------ DATASET CONTENT ------
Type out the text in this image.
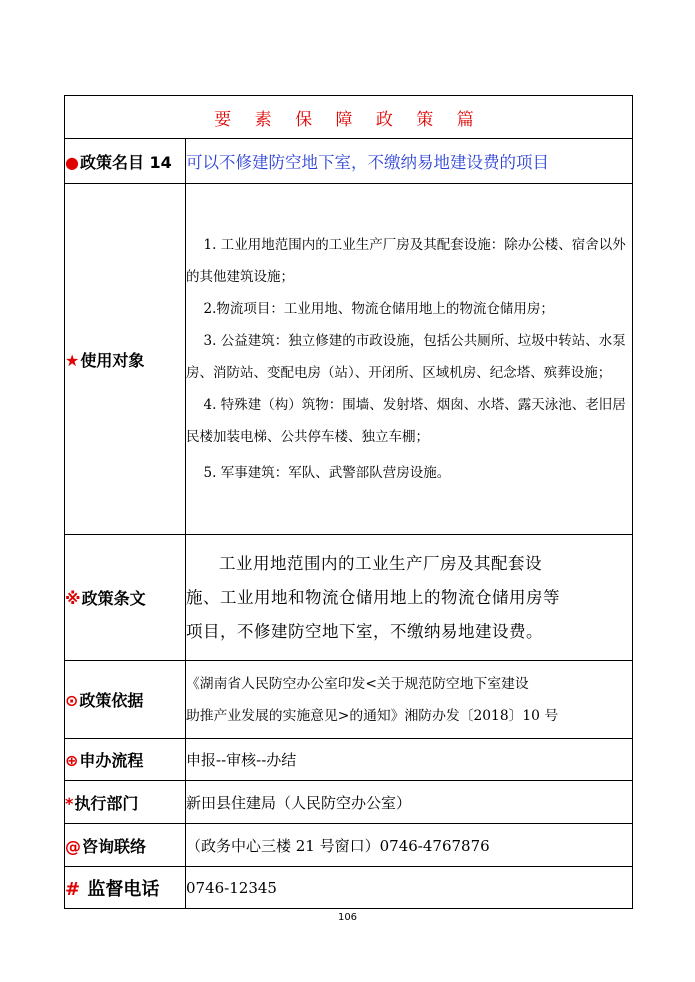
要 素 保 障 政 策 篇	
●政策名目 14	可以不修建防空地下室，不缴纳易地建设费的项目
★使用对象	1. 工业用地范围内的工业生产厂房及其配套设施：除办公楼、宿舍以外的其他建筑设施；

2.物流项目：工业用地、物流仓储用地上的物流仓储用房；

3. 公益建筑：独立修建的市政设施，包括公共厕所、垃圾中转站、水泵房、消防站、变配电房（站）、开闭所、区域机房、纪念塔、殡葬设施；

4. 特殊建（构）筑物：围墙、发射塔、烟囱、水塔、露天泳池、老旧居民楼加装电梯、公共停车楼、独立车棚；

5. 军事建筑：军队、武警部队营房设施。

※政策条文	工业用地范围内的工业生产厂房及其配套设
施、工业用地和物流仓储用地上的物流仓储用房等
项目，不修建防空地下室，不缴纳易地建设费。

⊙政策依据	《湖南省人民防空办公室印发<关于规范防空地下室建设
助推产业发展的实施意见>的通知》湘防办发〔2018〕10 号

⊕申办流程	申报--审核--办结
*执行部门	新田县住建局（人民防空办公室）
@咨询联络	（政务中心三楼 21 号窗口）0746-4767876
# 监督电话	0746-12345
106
------
[EXERCISE BRIEF] Skip the pictures and transcribe the rest of the records exactly.

[ANSWER TO THIS TASK]
Type out the text in this image.
要 素 保 障 政 策 篇	
●政策名目 14	可以不修建防空地下室，不缴纳易地建设费的项目
★使用对象	1. 工业用地范围内的工业生产厂房及其配套设施：除办公楼、宿舍以外的其他建筑设施；

2.物流项目：工业用地、物流仓储用地上的物流仓储用房；

3. 公益建筑：独立修建的市政设施，包括公共厕所、垃圾中转站、水泵房、消防站、变配电房（站）、开闭所、区域机房、纪念塔、殡葬设施；

4. 特殊建（构）筑物：围墙、发射塔、烟囱、水塔、露天泳池、老旧居民楼加装电梯、公共停车楼、独立车棚；

5. 军事建筑：军队、武警部队营房设施。

※政策条文	工业用地范围内的工业生产厂房及其配套设
施、工业用地和物流仓储用地上的物流仓储用房等
项目，不修建防空地下室，不缴纳易地建设费。

⊙政策依据	《湖南省人民防空办公室印发<关于规范防空地下室建设
助推产业发展的实施意见>的通知》湘防办发〔2018〕10 号

⊕申办流程	申报--审核--办结
*执行部门	新田县住建局（人民防空办公室）
@咨询联络	（政务中心三楼 21 号窗口）0746-4767876
# 监督电话	0746-12345
106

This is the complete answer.